--- Begin TASK MATERIAL ---
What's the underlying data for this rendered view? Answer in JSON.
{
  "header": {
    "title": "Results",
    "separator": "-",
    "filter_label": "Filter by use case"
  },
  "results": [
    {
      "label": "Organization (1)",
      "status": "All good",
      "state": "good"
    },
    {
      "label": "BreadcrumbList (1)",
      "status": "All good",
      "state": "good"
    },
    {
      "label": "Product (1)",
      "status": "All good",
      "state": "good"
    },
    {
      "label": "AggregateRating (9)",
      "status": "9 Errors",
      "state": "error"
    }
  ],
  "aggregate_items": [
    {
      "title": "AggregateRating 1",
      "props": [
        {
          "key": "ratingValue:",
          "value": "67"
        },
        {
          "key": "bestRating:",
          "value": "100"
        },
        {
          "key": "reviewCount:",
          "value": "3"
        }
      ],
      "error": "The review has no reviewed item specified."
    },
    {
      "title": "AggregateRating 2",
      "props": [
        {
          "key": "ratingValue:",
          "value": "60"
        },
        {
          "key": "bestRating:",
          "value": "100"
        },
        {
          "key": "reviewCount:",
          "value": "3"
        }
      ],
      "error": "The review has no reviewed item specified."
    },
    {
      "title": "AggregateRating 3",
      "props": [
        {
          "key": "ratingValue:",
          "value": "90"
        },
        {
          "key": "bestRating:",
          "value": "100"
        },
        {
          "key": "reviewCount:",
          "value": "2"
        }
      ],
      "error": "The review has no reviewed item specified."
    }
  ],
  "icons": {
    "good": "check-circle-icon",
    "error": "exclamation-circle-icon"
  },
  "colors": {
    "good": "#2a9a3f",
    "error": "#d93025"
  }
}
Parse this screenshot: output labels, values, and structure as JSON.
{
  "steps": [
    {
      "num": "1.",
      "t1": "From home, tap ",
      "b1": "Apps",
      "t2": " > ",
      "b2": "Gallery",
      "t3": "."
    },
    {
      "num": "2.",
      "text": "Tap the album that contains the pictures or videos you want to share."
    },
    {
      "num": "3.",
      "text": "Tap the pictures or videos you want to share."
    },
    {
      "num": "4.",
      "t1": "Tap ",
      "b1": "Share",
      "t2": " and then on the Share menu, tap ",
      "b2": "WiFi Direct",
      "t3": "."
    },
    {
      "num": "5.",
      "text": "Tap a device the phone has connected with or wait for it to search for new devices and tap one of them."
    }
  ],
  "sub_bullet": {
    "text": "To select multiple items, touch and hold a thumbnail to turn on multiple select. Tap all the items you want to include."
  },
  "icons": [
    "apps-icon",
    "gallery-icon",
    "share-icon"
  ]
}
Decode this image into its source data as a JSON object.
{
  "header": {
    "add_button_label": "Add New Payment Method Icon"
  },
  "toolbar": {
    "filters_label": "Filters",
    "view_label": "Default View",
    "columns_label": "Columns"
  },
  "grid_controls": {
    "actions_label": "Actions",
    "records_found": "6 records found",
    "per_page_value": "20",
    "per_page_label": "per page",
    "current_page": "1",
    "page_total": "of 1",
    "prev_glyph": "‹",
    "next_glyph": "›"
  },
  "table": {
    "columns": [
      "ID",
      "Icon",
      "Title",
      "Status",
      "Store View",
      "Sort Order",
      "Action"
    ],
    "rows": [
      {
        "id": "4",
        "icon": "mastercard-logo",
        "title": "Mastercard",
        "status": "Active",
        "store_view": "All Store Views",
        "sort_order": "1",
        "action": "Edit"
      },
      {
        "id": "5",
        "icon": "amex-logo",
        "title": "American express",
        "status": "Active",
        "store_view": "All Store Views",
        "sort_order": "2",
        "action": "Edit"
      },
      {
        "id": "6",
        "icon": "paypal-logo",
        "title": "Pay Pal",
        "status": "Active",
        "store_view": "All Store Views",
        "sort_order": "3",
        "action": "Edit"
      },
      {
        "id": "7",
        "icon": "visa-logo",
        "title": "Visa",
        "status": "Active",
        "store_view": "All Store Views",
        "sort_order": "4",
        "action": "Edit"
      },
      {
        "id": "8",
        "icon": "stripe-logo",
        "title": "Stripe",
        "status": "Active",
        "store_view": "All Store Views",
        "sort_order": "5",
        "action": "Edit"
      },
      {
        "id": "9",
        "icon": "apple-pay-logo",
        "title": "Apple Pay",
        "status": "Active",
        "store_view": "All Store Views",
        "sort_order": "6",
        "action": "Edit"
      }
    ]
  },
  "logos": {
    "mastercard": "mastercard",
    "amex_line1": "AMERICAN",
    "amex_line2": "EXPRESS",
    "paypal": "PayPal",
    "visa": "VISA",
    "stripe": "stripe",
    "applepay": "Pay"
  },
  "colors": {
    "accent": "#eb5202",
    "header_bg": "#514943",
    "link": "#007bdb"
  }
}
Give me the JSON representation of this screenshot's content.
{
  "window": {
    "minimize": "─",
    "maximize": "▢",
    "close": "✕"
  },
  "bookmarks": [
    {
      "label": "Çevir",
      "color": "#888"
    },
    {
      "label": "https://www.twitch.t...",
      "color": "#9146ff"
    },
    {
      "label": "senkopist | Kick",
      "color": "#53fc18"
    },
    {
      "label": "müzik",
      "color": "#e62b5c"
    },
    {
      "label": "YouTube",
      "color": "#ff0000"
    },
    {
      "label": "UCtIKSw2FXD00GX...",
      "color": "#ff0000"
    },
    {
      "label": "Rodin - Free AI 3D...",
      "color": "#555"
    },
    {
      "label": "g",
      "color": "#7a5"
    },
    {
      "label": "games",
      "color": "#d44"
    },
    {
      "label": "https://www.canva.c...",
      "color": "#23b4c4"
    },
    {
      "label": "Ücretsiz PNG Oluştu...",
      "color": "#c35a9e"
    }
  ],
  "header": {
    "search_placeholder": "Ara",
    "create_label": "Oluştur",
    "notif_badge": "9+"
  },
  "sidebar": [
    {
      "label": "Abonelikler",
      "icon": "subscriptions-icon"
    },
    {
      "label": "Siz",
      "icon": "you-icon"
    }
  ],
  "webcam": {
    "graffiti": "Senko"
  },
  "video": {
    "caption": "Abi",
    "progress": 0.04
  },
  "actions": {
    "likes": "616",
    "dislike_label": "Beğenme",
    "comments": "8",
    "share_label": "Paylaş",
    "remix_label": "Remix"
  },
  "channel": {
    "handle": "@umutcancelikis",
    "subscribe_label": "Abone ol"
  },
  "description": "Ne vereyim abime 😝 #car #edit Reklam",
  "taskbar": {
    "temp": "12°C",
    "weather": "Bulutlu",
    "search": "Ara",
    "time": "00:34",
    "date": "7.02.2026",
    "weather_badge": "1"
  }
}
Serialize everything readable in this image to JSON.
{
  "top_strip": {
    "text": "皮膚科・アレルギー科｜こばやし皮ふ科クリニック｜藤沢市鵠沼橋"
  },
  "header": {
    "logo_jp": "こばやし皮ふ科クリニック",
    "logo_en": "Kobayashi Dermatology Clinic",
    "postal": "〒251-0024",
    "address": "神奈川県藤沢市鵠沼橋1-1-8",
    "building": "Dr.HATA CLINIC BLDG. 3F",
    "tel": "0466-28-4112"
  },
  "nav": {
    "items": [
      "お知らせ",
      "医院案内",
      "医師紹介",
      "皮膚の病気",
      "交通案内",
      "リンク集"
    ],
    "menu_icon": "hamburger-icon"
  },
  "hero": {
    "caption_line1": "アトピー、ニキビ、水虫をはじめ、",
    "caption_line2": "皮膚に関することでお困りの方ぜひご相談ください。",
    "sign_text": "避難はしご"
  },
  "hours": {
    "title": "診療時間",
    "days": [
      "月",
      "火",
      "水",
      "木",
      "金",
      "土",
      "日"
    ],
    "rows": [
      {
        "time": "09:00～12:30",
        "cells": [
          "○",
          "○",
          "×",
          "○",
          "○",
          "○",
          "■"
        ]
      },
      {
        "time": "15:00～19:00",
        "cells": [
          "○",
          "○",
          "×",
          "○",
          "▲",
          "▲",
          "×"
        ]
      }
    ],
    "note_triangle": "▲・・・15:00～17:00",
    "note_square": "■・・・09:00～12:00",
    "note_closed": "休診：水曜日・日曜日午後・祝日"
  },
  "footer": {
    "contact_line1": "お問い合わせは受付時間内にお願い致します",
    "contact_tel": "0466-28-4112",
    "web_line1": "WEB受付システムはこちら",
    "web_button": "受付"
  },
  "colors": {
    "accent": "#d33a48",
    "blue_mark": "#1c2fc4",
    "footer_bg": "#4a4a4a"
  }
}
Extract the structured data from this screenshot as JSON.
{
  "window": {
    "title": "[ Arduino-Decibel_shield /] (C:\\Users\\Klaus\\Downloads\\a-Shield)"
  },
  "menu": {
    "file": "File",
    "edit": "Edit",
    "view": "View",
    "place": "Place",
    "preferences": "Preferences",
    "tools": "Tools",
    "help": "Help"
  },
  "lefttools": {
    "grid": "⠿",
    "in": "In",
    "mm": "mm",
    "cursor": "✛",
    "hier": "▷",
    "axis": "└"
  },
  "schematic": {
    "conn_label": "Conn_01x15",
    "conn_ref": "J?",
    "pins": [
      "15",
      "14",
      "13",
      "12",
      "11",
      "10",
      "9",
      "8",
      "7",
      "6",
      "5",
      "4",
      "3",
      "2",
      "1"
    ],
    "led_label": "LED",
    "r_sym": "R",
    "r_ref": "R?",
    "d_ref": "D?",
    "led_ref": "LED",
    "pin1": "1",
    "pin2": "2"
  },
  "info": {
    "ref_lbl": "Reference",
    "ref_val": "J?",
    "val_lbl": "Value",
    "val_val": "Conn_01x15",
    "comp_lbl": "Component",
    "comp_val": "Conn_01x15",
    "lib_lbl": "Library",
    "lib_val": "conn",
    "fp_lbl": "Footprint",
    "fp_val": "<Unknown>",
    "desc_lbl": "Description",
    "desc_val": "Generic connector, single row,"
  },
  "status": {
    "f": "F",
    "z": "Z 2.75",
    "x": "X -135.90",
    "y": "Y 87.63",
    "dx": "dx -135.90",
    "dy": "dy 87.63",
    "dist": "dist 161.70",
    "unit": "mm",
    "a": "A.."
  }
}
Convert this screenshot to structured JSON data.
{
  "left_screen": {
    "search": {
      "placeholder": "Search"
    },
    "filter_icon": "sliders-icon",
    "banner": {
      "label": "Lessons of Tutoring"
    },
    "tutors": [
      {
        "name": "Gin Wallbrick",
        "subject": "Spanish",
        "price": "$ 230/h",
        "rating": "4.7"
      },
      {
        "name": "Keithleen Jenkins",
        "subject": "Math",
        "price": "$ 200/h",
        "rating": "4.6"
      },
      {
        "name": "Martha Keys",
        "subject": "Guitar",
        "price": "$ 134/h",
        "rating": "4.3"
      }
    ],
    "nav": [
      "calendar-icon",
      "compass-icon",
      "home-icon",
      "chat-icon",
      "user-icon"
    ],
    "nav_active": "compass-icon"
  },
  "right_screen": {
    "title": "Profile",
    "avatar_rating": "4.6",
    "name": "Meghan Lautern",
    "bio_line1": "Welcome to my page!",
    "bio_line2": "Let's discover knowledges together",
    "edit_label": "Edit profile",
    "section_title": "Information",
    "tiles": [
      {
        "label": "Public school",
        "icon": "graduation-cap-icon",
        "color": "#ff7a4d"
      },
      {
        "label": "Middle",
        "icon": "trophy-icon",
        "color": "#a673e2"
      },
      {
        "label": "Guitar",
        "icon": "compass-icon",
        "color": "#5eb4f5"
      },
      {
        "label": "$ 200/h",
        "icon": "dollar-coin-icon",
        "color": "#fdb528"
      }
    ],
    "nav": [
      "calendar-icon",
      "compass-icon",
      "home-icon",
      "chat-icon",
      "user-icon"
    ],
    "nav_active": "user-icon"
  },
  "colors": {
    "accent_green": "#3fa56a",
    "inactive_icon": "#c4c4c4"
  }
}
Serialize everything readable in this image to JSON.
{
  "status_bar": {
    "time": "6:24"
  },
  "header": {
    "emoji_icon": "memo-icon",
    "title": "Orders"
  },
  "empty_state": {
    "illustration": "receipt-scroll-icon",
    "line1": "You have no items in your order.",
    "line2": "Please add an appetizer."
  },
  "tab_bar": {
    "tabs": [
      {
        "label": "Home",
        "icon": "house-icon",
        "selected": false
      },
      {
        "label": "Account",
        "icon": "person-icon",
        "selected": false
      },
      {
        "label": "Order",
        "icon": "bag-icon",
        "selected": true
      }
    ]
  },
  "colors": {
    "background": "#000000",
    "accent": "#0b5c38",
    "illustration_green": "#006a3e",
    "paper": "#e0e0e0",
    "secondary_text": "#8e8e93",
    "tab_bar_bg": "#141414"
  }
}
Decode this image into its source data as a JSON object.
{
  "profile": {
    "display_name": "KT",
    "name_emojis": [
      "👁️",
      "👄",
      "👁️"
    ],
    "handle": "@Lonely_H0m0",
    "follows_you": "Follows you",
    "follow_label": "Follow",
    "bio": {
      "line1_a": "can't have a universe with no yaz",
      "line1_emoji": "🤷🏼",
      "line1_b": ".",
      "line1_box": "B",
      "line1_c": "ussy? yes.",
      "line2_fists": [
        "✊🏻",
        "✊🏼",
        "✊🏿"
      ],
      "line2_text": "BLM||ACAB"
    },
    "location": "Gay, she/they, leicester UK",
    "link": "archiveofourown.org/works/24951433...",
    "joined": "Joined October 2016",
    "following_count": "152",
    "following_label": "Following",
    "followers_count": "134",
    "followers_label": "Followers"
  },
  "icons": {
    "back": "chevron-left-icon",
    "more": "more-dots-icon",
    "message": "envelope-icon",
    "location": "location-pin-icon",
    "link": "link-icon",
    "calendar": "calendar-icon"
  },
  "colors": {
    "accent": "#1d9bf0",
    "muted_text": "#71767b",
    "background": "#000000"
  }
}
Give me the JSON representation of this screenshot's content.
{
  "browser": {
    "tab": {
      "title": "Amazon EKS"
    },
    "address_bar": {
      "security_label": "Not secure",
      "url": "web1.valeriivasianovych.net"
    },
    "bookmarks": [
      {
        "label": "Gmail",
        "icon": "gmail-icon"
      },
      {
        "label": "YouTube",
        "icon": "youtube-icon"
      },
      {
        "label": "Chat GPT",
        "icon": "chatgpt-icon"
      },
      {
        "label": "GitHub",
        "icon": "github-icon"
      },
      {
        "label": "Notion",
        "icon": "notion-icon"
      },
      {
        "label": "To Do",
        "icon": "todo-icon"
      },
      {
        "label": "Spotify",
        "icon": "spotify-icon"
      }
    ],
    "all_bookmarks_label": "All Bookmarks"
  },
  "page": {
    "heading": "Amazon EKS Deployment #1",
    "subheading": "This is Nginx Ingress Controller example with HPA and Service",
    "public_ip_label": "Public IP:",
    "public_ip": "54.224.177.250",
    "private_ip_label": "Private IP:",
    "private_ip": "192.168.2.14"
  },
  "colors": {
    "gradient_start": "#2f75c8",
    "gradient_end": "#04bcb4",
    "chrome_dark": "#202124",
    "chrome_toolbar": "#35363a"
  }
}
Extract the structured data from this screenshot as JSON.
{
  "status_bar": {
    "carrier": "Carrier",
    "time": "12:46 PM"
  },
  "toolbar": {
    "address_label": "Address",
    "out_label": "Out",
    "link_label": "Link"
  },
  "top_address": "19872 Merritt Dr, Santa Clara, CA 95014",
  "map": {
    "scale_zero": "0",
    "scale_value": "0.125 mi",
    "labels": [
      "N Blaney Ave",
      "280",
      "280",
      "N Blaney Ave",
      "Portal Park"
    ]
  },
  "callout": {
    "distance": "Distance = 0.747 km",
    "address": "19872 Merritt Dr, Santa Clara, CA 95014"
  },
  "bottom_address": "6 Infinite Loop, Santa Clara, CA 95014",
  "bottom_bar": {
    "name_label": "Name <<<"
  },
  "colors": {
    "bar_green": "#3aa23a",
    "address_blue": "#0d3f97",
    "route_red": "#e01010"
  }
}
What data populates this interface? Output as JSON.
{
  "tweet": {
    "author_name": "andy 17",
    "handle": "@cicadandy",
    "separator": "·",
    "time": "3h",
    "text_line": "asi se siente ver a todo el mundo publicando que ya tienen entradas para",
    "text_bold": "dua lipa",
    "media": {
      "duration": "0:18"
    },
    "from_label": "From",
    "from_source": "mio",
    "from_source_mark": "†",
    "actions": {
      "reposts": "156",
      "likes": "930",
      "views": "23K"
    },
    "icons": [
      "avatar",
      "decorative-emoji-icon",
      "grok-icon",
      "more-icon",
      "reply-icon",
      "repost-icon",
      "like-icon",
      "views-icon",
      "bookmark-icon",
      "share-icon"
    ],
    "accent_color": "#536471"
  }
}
--- End TASK MATERIAL ---
__WORK INSTRUCTIONS__: Write down every line of the data above that includes the string "Amazon".

__OUTPUT OF THE TASK__:
      "title": "Amazon EKS"
    "heading": "Amazon EKS Deployment #1",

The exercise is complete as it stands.